- [PROBLEM STATEMENT] Return every record verbatim.

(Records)
|---|
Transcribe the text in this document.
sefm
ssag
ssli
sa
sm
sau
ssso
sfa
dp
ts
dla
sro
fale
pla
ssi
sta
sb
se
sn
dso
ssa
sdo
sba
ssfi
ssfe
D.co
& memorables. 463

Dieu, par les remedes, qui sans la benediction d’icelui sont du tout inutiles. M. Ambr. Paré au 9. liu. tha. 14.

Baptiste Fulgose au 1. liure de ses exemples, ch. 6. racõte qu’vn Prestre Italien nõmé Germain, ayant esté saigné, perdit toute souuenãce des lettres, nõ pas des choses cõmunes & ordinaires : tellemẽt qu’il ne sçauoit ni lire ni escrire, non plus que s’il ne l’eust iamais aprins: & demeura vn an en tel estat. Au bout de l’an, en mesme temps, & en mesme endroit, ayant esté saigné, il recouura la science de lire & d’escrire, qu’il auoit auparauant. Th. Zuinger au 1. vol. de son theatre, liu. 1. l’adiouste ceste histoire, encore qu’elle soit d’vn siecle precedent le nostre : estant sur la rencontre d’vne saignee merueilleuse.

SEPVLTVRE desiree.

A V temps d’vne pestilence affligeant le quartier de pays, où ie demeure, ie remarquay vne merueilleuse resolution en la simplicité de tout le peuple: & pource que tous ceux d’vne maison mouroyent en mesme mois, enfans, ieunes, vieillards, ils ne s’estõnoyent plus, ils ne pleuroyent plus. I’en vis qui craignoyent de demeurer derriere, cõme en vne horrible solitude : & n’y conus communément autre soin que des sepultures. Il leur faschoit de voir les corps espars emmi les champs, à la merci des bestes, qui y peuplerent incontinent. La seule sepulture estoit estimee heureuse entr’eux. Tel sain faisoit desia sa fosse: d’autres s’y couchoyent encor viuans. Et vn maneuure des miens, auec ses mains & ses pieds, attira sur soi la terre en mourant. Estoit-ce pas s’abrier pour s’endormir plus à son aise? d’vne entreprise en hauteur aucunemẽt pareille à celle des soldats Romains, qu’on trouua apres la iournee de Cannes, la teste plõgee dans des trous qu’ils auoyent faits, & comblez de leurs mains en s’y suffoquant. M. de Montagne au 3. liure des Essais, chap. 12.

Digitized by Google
|---|
- [FINISHED TASK]
Transcribe the text in this document.
sefm
ssag
ssli
sa
sm
sau
ssso
sfa
dp
ts
dla
sro
fale
pla
ssi
sta
sb
se
sn
dso
ssa
sdo
sba
ssfi
ssfe
D.co
& memorables. 463

Dieu, par les remedes, qui sans la benediction d’icelui sont du tout inutiles. M. Ambr. Paré au 9. liu. tha. 14.

Baptiste Fulgose au 1. liure de ses exemples, ch. 6. racõte qu’vn Prestre Italien nõmé Germain, ayant esté saigné, perdit toute souuenãce des lettres, nõ pas des choses cõmunes & ordinaires : tellemẽt qu’il ne sçauoit ni lire ni escrire, non plus que s’il ne l’eust iamais aprins: & demeura vn an en tel estat. Au bout de l’an, en mesme temps, & en mesme endroit, ayant esté saigné, il recouura la science de lire & d’escrire, qu’il auoit auparauant. Th. Zuinger au 1. vol. de son theatre, liu. 1. l’adiouste ceste histoire, encore qu’elle soit d’vn siecle precedent le nostre : estant sur la rencontre d’vne saignee merueilleuse.

SEPVLTVRE desiree.

A V temps d’vne pestilence affligeant le quartier de pays, où ie demeure, ie remarquay vne merueilleuse resolution en la simplicité de tout le peuple: & pource que tous ceux d’vne maison mouroyent en mesme mois, enfans, ieunes, vieillards, ils ne s’estõnoyent plus, ils ne pleuroyent plus. I’en vis qui craignoyent de demeurer derriere, cõme en vne horrible solitude : & n’y conus communément autre soin que des sepultures. Il leur faschoit de voir les corps espars emmi les champs, à la merci des bestes, qui y peuplerent incontinent. La seule sepulture estoit estimee heureuse entr’eux. Tel sain faisoit desia sa fosse: d’autres s’y couchoyent encor viuans. Et vn maneuure des miens, auec ses mains & ses pieds, attira sur soi la terre en mourant. Estoit-ce pas s’abrier pour s’endormir plus à son aise? d’vne entreprise en hauteur aucunemẽt pareille à celle des soldats Romains, qu’on trouua apres la iournee de Cannes, la teste plõgee dans des trous qu’ils auoyent faits, & comblez de leurs mains en s’y suffoquant. M. de Montagne au 3. liure des Essais, chap. 12.

Digitized by Google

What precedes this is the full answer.